--- What to do ---
Write out all of the entries exactly as given.

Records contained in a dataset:
_____

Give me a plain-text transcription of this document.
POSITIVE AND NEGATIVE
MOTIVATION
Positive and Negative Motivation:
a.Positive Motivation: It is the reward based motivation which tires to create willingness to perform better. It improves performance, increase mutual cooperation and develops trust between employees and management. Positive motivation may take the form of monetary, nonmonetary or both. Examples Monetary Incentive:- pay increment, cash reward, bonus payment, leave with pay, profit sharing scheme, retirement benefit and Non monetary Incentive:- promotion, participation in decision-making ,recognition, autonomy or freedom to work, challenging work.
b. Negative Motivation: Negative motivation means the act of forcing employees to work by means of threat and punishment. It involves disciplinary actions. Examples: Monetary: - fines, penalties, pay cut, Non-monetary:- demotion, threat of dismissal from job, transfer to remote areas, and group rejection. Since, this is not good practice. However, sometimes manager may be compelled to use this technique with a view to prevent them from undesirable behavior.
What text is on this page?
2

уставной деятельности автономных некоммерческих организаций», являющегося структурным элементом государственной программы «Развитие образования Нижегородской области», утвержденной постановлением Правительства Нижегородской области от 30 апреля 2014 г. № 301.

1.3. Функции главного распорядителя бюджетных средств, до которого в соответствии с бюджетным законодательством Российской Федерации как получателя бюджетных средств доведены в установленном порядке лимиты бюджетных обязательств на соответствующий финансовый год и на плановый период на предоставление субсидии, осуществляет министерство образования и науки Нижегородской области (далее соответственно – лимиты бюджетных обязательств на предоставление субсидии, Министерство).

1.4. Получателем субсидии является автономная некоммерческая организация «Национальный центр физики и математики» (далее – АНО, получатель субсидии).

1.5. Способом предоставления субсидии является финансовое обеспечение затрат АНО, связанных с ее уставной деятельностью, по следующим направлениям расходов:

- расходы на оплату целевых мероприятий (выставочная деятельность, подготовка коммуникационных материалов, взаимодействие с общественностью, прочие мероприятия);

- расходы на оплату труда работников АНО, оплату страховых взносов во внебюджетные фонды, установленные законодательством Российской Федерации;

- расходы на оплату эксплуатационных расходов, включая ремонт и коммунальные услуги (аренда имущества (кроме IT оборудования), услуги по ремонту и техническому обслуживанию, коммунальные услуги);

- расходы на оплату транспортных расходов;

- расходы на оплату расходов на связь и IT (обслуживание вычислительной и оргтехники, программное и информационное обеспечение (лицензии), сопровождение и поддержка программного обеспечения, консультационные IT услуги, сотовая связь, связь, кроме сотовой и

_____

--- Full output ---
Give me a plain-text transcription of this document.
POSITIVE AND NEGATIVE
MOTIVATION
Positive and Negative Motivation:
a.Positive Motivation: It is the reward based motivation which tires to create willingness to perform better. It improves performance, increase mutual cooperation and develops trust between employees and management. Positive motivation may take the form of monetary, nonmonetary or both. Examples Monetary Incentive:- pay increment, cash reward, bonus payment, leave with pay, profit sharing scheme, retirement benefit and Non monetary Incentive:- promotion, participation in decision-making ,recognition, autonomy or freedom to work, challenging work.
b. Negative Motivation: Negative motivation means the act of forcing employees to work by means of threat and punishment. It involves disciplinary actions. Examples: Monetary: - fines, penalties, pay cut, Non-monetary:- demotion, threat of dismissal from job, transfer to remote areas, and group rejection. Since, this is not good practice. However, sometimes manager may be compelled to use this technique with a view to prevent them from undesirable behavior.
What text is on this page?
2

уставной деятельности автономных некоммерческих организаций», являющегося структурным элементом государственной программы «Развитие образования Нижегородской области», утвержденной постановлением Правительства Нижегородской области от 30 апреля 2014 г. № 301.

1.3. Функции главного распорядителя бюджетных средств, до которого в соответствии с бюджетным законодательством Российской Федерации как получателя бюджетных средств доведены в установленном порядке лимиты бюджетных обязательств на соответствующий финансовый год и на плановый период на предоставление субсидии, осуществляет министерство образования и науки Нижегородской области (далее соответственно – лимиты бюджетных обязательств на предоставление субсидии, Министерство).

1.4. Получателем субсидии является автономная некоммерческая организация «Национальный центр физики и математики» (далее – АНО, получатель субсидии).

1.5. Способом предоставления субсидии является финансовое обеспечение затрат АНО, связанных с ее уставной деятельностью, по следующим направлениям расходов:

- расходы на оплату целевых мероприятий (выставочная деятельность, подготовка коммуникационных материалов, взаимодействие с общественностью, прочие мероприятия);

- расходы на оплату труда работников АНО, оплату страховых взносов во внебюджетные фонды, установленные законодательством Российской Федерации;

- расходы на оплату эксплуатационных расходов, включая ремонт и коммунальные услуги (аренда имущества (кроме IT оборудования), услуги по ремонту и техническому обслуживанию, коммунальные услуги);

- расходы на оплату транспортных расходов;

- расходы на оплату расходов на связь и IT (обслуживание вычислительной и оргтехники, программное и информационное обеспечение (лицензии), сопровождение и поддержка программного обеспечения, консультационные IT услуги, сотовая связь, связь, кроме сотовой и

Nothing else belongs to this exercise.